• [Requirement] Find all lines in the records that include the word "JSON", and copy them out.

_ _ _ _ _ _ _

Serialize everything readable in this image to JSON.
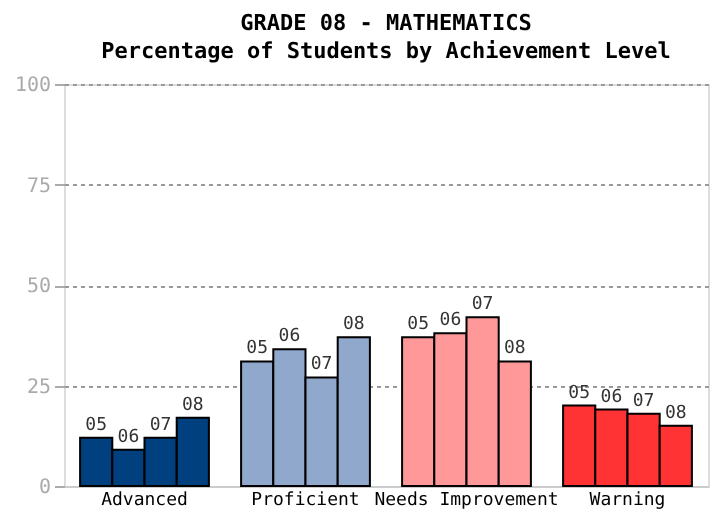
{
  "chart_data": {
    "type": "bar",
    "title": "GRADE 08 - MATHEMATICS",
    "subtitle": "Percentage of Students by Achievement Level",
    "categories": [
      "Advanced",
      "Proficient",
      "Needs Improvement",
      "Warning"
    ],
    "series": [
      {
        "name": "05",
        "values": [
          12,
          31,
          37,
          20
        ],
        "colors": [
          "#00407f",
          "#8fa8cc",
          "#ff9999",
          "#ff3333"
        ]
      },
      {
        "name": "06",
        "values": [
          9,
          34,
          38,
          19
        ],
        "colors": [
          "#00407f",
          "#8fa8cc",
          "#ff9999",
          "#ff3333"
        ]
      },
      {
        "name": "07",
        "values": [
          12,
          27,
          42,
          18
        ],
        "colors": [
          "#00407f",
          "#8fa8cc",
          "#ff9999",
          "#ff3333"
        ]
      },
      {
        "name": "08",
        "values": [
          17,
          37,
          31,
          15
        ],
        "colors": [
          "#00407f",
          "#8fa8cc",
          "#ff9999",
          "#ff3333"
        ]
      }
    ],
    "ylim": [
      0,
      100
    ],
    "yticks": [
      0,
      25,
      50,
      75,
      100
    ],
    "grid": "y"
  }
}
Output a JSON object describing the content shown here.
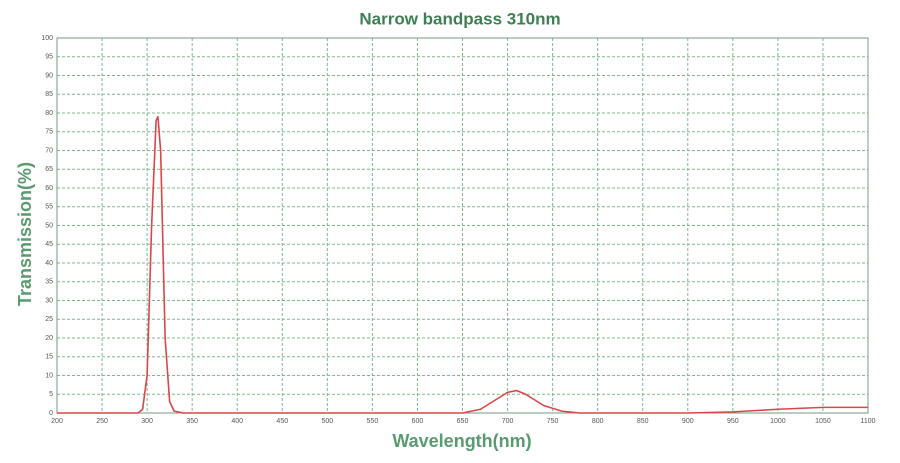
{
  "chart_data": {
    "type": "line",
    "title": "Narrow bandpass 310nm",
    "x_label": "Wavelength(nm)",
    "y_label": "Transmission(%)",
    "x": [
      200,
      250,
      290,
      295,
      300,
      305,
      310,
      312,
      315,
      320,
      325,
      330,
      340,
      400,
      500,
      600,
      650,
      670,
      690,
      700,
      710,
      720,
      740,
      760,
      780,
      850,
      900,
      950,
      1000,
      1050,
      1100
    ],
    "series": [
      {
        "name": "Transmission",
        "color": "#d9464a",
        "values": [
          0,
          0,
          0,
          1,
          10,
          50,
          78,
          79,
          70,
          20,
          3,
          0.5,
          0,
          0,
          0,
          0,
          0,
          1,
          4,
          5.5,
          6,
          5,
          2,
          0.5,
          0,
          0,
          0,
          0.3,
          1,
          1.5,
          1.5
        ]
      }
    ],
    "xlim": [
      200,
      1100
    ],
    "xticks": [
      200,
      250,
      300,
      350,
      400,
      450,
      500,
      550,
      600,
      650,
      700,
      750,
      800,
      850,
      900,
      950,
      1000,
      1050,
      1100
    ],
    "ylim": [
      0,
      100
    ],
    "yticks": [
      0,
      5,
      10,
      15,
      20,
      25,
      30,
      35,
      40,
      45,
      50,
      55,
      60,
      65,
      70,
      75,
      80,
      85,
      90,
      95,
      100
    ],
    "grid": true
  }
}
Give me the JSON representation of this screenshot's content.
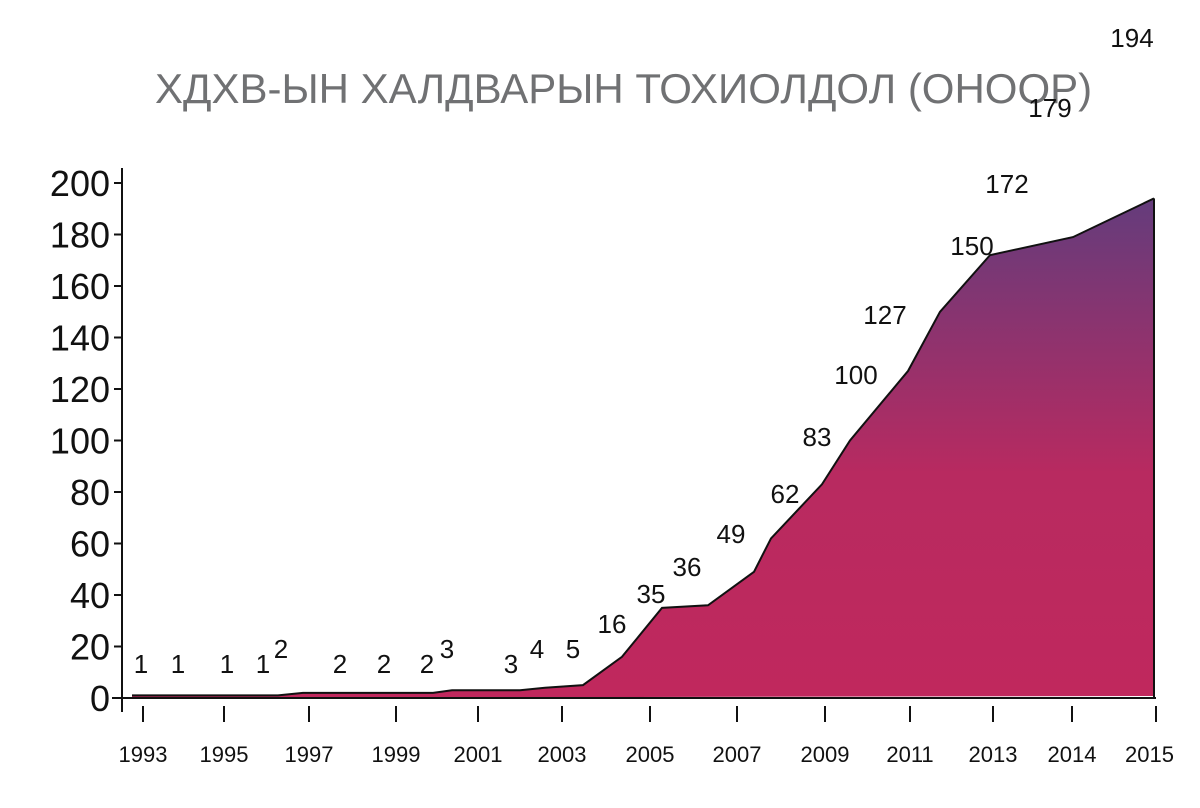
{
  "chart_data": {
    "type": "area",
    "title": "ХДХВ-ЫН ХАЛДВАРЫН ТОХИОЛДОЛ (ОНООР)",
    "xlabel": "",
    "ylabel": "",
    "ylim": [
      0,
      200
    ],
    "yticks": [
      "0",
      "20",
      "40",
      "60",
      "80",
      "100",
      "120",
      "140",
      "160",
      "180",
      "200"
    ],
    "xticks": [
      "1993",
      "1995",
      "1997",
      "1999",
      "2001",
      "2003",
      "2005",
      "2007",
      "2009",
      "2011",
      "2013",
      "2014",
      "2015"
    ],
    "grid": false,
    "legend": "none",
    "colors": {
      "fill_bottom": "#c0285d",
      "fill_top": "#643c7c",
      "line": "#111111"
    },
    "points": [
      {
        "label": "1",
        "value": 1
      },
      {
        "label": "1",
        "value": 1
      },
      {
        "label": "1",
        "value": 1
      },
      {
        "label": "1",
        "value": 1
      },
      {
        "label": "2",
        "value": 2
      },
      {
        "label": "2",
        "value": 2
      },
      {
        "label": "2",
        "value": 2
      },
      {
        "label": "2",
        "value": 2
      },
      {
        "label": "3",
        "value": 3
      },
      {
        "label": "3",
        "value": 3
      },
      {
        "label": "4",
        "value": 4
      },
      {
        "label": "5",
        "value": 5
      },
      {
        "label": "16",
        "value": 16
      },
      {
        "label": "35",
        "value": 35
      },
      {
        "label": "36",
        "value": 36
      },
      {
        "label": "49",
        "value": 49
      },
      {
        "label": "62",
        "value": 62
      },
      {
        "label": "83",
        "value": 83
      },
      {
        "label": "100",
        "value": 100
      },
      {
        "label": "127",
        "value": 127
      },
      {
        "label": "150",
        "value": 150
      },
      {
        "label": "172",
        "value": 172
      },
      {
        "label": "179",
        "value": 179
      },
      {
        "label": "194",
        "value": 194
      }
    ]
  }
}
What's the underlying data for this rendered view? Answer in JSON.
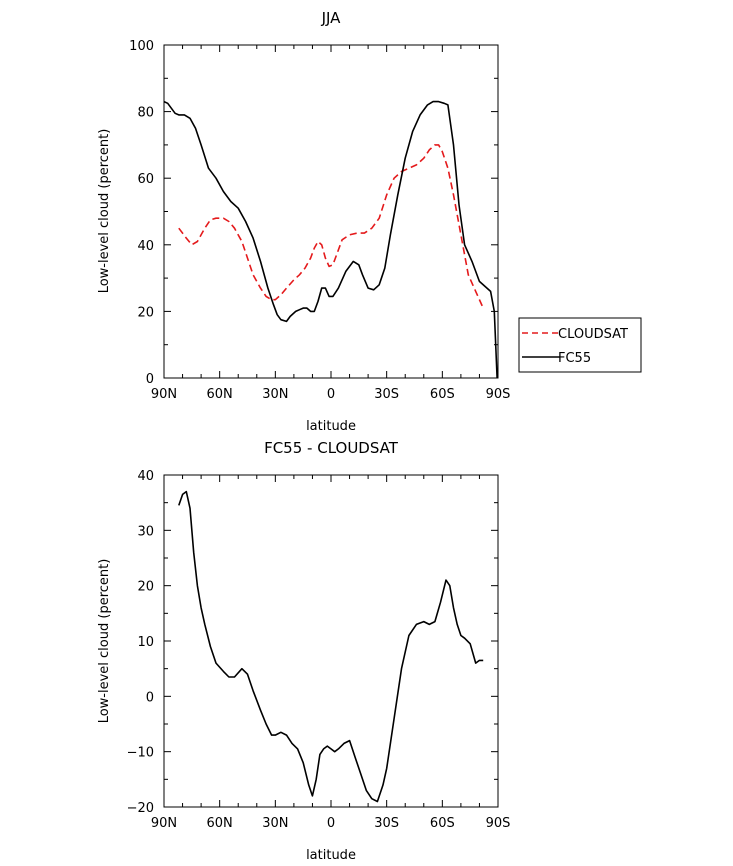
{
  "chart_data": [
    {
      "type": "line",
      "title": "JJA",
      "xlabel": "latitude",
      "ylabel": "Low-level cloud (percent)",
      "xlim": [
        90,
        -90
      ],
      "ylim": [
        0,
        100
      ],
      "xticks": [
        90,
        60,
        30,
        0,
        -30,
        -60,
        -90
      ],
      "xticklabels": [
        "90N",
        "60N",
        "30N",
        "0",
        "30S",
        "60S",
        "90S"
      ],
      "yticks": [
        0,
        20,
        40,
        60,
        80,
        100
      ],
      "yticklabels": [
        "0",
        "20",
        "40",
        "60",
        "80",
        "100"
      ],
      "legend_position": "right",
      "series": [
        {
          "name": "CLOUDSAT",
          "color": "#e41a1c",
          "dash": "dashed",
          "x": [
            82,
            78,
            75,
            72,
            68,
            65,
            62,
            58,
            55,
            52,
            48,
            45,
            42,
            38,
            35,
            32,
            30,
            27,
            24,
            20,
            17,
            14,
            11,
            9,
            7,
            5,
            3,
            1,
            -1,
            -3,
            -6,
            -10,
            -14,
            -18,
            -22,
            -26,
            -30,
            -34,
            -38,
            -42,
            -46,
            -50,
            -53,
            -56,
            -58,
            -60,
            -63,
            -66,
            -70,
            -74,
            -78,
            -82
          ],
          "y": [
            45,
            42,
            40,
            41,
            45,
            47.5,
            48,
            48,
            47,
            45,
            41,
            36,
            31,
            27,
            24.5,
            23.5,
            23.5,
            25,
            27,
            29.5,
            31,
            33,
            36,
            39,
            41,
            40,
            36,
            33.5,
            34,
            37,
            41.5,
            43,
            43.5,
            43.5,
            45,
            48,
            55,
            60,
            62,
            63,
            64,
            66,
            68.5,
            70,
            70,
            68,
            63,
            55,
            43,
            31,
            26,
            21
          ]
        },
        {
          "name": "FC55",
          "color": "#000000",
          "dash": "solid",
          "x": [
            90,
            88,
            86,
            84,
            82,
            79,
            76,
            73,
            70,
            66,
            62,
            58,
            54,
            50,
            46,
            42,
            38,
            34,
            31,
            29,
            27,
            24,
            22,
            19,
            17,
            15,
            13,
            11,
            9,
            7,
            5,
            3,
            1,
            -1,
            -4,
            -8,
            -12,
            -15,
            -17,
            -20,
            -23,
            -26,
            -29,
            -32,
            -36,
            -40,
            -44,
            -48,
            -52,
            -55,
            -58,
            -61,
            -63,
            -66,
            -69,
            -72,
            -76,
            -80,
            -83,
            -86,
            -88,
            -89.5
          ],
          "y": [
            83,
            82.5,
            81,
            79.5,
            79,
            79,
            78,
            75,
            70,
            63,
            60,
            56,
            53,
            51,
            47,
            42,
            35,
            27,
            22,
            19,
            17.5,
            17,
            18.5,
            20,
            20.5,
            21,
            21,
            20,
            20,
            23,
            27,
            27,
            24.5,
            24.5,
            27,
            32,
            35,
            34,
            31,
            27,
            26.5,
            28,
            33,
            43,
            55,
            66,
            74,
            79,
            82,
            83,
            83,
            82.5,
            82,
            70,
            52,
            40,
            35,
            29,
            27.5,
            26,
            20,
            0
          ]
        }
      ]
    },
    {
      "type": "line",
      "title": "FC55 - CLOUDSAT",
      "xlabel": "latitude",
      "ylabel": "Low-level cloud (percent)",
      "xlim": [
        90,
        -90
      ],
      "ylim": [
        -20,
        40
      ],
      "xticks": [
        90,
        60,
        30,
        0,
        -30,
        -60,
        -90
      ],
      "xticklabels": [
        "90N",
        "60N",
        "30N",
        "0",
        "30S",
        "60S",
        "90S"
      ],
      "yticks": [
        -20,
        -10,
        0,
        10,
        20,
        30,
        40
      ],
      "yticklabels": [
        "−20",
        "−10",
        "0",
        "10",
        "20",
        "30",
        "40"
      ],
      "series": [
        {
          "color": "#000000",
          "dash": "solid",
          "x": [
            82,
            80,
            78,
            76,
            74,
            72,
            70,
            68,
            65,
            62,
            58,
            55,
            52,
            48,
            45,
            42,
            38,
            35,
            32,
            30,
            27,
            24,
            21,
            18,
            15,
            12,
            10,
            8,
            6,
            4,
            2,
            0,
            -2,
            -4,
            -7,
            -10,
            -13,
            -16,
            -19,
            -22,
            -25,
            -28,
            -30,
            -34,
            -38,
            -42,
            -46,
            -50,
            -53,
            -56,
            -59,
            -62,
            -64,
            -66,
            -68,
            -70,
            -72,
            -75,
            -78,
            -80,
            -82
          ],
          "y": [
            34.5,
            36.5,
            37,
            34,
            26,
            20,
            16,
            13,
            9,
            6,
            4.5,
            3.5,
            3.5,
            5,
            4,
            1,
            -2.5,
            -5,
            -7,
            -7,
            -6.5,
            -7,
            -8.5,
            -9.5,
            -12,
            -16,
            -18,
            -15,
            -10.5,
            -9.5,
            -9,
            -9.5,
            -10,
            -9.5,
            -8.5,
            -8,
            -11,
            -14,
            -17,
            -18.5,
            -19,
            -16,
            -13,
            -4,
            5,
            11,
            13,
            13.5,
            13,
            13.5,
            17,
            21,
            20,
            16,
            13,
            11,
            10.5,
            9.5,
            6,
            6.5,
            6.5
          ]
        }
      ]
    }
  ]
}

_ _ _ _ _ _ _

• [Result]
Serialize everything readable in this image to JSON.
Output a JSON object describing the content shown here.
Give me the JSON representation of this screenshot's content.
What's the underlying data for this rendered view? Answer in JSON.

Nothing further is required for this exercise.